◆ What is needed: Transcribe the listing verbatim. Do not carry over any pictures.

Start

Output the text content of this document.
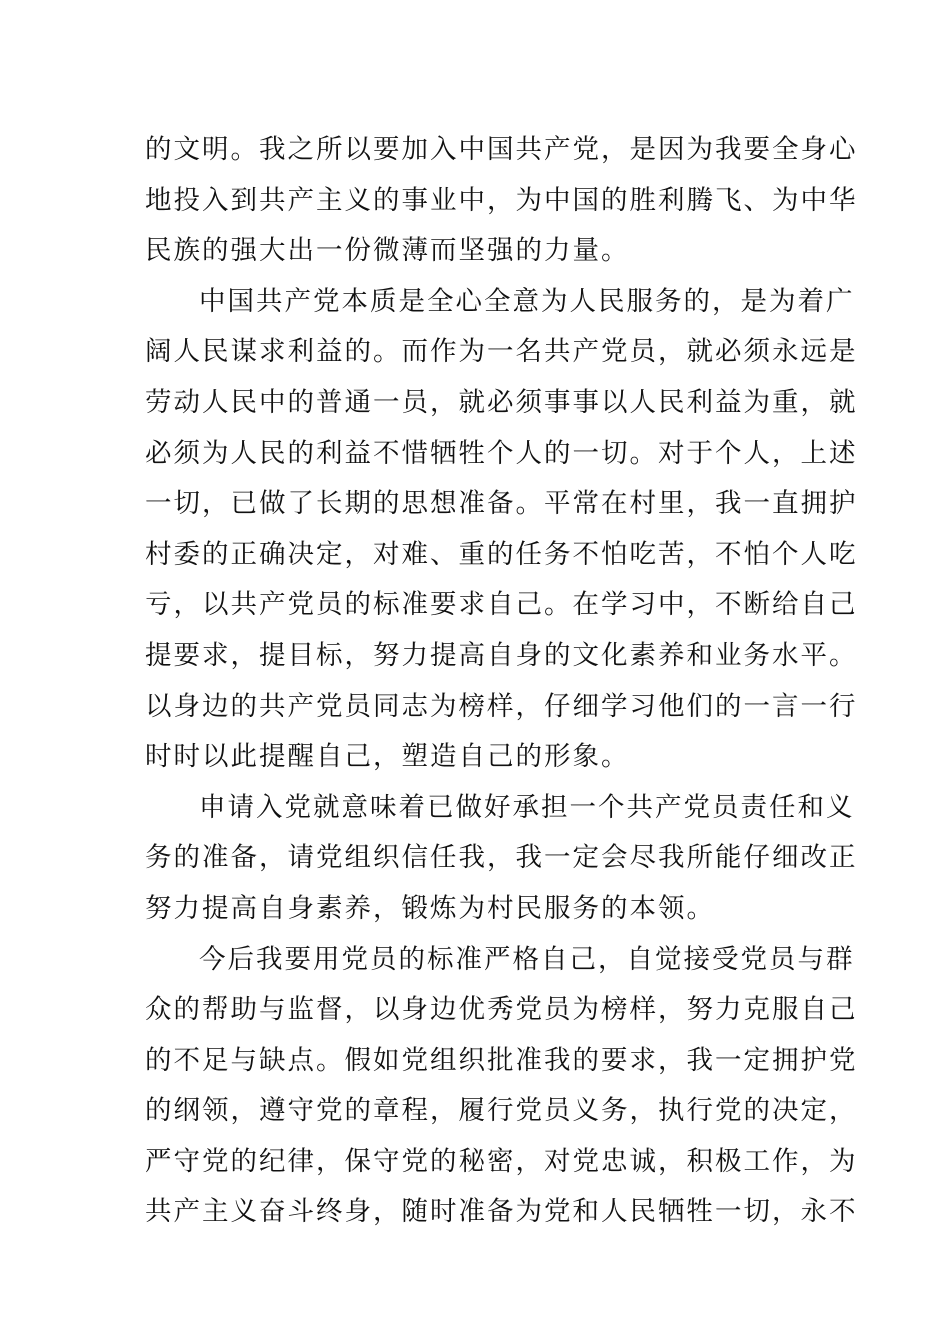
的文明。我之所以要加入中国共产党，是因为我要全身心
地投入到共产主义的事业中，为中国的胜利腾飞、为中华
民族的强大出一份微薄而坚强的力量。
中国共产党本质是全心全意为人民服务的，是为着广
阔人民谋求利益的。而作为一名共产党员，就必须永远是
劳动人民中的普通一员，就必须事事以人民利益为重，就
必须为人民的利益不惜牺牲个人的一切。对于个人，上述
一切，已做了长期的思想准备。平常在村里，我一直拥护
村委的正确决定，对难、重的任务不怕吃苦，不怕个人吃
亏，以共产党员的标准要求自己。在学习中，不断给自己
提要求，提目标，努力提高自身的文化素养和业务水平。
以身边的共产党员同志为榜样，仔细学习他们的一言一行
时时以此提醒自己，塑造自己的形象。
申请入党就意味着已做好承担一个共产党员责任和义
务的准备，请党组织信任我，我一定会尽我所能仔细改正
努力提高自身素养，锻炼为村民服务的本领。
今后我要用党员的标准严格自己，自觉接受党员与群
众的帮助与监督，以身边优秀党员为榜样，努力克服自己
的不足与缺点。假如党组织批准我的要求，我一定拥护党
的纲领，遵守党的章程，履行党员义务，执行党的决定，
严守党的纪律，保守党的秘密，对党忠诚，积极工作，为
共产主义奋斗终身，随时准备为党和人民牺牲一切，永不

End

◆ Solution:
Output the text content of this document.
的文明。我之所以要加入中国共产党，是因为我要全身心
地投入到共产主义的事业中，为中国的胜利腾飞、为中华
民族的强大出一份微薄而坚强的力量。
中国共产党本质是全心全意为人民服务的，是为着广
阔人民谋求利益的。而作为一名共产党员，就必须永远是
劳动人民中的普通一员，就必须事事以人民利益为重，就
必须为人民的利益不惜牺牲个人的一切。对于个人，上述
一切，已做了长期的思想准备。平常在村里，我一直拥护
村委的正确决定，对难、重的任务不怕吃苦，不怕个人吃
亏，以共产党员的标准要求自己。在学习中，不断给自己
提要求，提目标，努力提高自身的文化素养和业务水平。
以身边的共产党员同志为榜样，仔细学习他们的一言一行
时时以此提醒自己，塑造自己的形象。
申请入党就意味着已做好承担一个共产党员责任和义
务的准备，请党组织信任我，我一定会尽我所能仔细改正
努力提高自身素养，锻炼为村民服务的本领。
今后我要用党员的标准严格自己，自觉接受党员与群
众的帮助与监督，以身边优秀党员为榜样，努力克服自己
的不足与缺点。假如党组织批准我的要求，我一定拥护党
的纲领，遵守党的章程，履行党员义务，执行党的决定，
严守党的纪律，保守党的秘密，对党忠诚，积极工作，为
共产主义奋斗终身，随时准备为党和人民牺牲一切，永不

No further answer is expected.